### SHORT EXERCISE:
Transcribe the records below exactly.

### RECORDS SHOWN:
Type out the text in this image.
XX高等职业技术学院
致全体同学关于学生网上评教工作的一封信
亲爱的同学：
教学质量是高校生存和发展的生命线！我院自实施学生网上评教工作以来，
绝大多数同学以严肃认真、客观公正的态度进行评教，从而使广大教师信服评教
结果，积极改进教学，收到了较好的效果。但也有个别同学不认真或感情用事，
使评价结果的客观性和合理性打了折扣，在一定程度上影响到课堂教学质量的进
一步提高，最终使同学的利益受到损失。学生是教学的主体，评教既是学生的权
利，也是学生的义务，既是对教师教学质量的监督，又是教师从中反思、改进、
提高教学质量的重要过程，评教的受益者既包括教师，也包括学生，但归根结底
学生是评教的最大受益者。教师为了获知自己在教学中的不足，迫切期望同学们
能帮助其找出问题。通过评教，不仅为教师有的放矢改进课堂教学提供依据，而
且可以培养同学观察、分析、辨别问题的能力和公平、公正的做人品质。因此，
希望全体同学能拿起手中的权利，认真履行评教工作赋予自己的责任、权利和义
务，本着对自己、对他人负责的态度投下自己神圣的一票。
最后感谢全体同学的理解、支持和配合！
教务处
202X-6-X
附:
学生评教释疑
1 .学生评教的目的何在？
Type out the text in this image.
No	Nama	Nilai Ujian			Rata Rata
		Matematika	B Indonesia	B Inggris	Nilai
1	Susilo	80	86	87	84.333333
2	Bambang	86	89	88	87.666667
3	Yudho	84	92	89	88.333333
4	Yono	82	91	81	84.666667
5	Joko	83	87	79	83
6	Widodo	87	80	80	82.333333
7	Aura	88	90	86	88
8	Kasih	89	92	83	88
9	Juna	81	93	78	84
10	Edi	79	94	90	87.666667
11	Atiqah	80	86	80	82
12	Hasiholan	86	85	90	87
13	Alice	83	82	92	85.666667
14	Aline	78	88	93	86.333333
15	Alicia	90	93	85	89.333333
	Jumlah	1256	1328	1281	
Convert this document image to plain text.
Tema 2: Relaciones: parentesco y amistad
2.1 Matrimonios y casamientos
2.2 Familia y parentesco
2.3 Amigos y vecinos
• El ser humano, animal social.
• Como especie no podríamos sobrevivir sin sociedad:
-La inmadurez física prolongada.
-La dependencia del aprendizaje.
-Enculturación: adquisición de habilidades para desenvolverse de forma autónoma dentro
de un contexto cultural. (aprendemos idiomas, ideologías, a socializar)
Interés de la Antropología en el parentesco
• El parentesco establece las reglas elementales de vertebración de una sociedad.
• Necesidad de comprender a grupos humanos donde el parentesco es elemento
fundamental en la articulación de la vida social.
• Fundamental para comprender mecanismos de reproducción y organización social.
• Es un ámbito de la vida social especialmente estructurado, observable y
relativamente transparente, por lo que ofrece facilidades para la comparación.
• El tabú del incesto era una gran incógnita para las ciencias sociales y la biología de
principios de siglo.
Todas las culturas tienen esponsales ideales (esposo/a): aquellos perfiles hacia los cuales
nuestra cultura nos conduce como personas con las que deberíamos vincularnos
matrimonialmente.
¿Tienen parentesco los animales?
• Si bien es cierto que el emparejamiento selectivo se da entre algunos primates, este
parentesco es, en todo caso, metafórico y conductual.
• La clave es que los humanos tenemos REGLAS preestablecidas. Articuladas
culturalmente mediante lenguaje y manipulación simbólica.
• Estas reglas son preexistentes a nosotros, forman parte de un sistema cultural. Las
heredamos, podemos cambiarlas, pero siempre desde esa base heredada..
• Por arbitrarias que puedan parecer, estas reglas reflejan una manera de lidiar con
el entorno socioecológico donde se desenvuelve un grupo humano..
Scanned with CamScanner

### RESULT FOR THIS EXERCISE:
Type out the text in this image.
XX高等职业技术学院
致全体同学关于学生网上评教工作的一封信
亲爱的同学：
教学质量是高校生存和发展的生命线！我院自实施学生网上评教工作以来，
绝大多数同学以严肃认真、客观公正的态度进行评教，从而使广大教师信服评教
结果，积极改进教学，收到了较好的效果。但也有个别同学不认真或感情用事，
使评价结果的客观性和合理性打了折扣，在一定程度上影响到课堂教学质量的进
一步提高，最终使同学的利益受到损失。学生是教学的主体，评教既是学生的权
利，也是学生的义务，既是对教师教学质量的监督，又是教师从中反思、改进、
提高教学质量的重要过程，评教的受益者既包括教师，也包括学生，但归根结底
学生是评教的最大受益者。教师为了获知自己在教学中的不足，迫切期望同学们
能帮助其找出问题。通过评教，不仅为教师有的放矢改进课堂教学提供依据，而
且可以培养同学观察、分析、辨别问题的能力和公平、公正的做人品质。因此，
希望全体同学能拿起手中的权利，认真履行评教工作赋予自己的责任、权利和义
务，本着对自己、对他人负责的态度投下自己神圣的一票。
最后感谢全体同学的理解、支持和配合！
教务处
202X-6-X
附:
学生评教释疑
1 .学生评教的目的何在？
Type out the text in this image.
No	Nama	Nilai Ujian			Rata Rata
		Matematika	B Indonesia	B Inggris	Nilai
1	Susilo	80	86	87	84.333333
2	Bambang	86	89	88	87.666667
3	Yudho	84	92	89	88.333333
4	Yono	82	91	81	84.666667
5	Joko	83	87	79	83
6	Widodo	87	80	80	82.333333
7	Aura	88	90	86	88
8	Kasih	89	92	83	88
9	Juna	81	93	78	84
10	Edi	79	94	90	87.666667
11	Atiqah	80	86	80	82
12	Hasiholan	86	85	90	87
13	Alice	83	82	92	85.666667
14	Aline	78	88	93	86.333333
15	Alicia	90	93	85	89.333333
	Jumlah	1256	1328	1281	
Convert this document image to plain text.
Tema 2: Relaciones: parentesco y amistad
2.1 Matrimonios y casamientos
2.2 Familia y parentesco
2.3 Amigos y vecinos
• El ser humano, animal social.
• Como especie no podríamos sobrevivir sin sociedad:
-La inmadurez física prolongada.
-La dependencia del aprendizaje.
-Enculturación: adquisición de habilidades para desenvolverse de forma autónoma dentro
de un contexto cultural. (aprendemos idiomas, ideologías, a socializar)
Interés de la Antropología en el parentesco
• El parentesco establece las reglas elementales de vertebración de una sociedad.
• Necesidad de comprender a grupos humanos donde el parentesco es elemento
fundamental en la articulación de la vida social.
• Fundamental para comprender mecanismos de reproducción y organización social.
• Es un ámbito de la vida social especialmente estructurado, observable y
relativamente transparente, por lo que ofrece facilidades para la comparación.
• El tabú del incesto era una gran incógnita para las ciencias sociales y la biología de
principios de siglo.
Todas las culturas tienen esponsales ideales (esposo/a): aquellos perfiles hacia los cuales
nuestra cultura nos conduce como personas con las que deberíamos vincularnos
matrimonialmente.
¿Tienen parentesco los animales?
• Si bien es cierto que el emparejamiento selectivo se da entre algunos primates, este
parentesco es, en todo caso, metafórico y conductual.
• La clave es que los humanos tenemos REGLAS preestablecidas. Articuladas
culturalmente mediante lenguaje y manipulación simbólica.
• Estas reglas son preexistentes a nosotros, forman parte de un sistema cultural. Las
heredamos, podemos cambiarlas, pero siempre desde esa base heredada..
• Por arbitrarias que puedan parecer, estas reglas reflejan una manera de lidiar con
el entorno socioecológico donde se desenvuelve un grupo humano..
Scanned with CamScanner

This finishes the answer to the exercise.